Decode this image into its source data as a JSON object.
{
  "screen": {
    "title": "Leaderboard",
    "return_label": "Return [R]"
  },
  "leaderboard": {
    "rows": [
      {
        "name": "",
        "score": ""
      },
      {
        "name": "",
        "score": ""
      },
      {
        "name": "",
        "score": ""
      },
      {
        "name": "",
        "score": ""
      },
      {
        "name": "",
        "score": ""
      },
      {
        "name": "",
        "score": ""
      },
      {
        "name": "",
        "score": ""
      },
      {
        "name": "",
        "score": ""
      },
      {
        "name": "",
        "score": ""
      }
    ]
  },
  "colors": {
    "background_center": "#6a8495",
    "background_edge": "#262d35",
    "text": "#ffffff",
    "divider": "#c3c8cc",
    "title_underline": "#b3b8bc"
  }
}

**Written instruction**
Restate every record exactly, leaving nothing out.

**Correct answer**
Decode this image into its source data as a JSON object.
{
  "screen": {
    "title": "Leaderboard",
    "return_label": "Return [R]"
  },
  "leaderboard": {
    "rows": [
      {
        "name": "",
        "score": ""
      },
      {
        "name": "",
        "score": ""
      },
      {
        "name": "",
        "score": ""
      },
      {
        "name": "",
        "score": ""
      },
      {
        "name": "",
        "score": ""
      },
      {
        "name": "",
        "score": ""
      },
      {
        "name": "",
        "score": ""
      },
      {
        "name": "",
        "score": ""
      },
      {
        "name": "",
        "score": ""
      }
    ]
  },
  "colors": {
    "background_center": "#6a8495",
    "background_edge": "#262d35",
    "text": "#ffffff",
    "divider": "#c3c8cc",
    "title_underline": "#b3b8bc"
  }
}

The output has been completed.